EXERCISE GOAL
Pick out the lines in the listing below that contain the word "Import" and copy them.

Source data

####

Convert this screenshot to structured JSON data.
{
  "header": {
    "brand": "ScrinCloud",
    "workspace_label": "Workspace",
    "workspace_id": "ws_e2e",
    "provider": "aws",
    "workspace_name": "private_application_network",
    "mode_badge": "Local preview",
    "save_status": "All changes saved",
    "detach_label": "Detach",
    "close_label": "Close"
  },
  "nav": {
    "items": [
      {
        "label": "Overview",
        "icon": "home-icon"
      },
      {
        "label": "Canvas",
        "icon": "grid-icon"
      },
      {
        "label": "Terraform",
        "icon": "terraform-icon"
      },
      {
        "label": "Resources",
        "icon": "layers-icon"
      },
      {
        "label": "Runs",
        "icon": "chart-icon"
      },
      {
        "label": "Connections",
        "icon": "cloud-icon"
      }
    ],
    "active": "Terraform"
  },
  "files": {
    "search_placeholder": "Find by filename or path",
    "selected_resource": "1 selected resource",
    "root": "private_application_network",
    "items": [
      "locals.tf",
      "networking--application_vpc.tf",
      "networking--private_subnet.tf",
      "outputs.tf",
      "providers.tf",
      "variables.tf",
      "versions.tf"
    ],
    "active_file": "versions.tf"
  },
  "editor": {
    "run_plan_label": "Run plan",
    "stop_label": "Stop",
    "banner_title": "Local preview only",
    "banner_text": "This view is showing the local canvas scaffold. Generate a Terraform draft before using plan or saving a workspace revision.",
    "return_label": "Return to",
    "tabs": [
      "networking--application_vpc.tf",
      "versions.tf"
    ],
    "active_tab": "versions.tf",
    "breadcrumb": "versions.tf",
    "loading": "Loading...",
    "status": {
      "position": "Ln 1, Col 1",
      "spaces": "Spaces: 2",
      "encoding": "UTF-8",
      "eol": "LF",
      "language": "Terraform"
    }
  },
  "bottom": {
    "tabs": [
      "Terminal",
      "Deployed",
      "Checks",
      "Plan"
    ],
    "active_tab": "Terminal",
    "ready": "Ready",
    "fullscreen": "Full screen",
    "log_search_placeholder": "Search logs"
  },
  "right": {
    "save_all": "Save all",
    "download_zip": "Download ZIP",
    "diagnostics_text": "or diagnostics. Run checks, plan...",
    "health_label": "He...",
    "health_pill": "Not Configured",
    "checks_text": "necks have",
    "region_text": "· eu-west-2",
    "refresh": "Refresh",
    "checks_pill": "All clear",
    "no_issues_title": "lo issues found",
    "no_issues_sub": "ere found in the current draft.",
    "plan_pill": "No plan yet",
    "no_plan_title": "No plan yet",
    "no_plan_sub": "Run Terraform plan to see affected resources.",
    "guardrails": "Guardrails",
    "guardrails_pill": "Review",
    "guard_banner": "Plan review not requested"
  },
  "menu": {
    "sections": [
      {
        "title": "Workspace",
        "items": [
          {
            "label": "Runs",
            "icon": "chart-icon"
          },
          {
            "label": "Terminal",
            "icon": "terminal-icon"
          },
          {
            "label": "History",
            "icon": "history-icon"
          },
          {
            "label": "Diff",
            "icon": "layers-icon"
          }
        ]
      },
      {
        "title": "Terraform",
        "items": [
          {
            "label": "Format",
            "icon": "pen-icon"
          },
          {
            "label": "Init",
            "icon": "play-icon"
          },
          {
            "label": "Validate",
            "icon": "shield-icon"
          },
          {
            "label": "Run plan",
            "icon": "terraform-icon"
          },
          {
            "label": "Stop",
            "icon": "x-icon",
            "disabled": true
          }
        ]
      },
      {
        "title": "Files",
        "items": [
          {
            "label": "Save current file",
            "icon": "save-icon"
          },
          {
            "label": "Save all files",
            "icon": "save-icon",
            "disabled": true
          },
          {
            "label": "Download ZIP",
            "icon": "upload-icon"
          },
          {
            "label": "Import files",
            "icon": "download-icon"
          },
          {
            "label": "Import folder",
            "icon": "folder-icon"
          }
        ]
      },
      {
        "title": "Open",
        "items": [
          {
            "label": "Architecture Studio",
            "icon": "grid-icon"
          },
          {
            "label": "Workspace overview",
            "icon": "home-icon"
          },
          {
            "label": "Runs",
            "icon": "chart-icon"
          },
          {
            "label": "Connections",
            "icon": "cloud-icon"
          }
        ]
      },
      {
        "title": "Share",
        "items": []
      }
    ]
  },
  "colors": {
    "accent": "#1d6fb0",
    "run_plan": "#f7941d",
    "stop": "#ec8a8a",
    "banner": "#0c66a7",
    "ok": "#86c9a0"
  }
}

####

RESPONSE
            "label": "Import files",
            "label": "Import folder",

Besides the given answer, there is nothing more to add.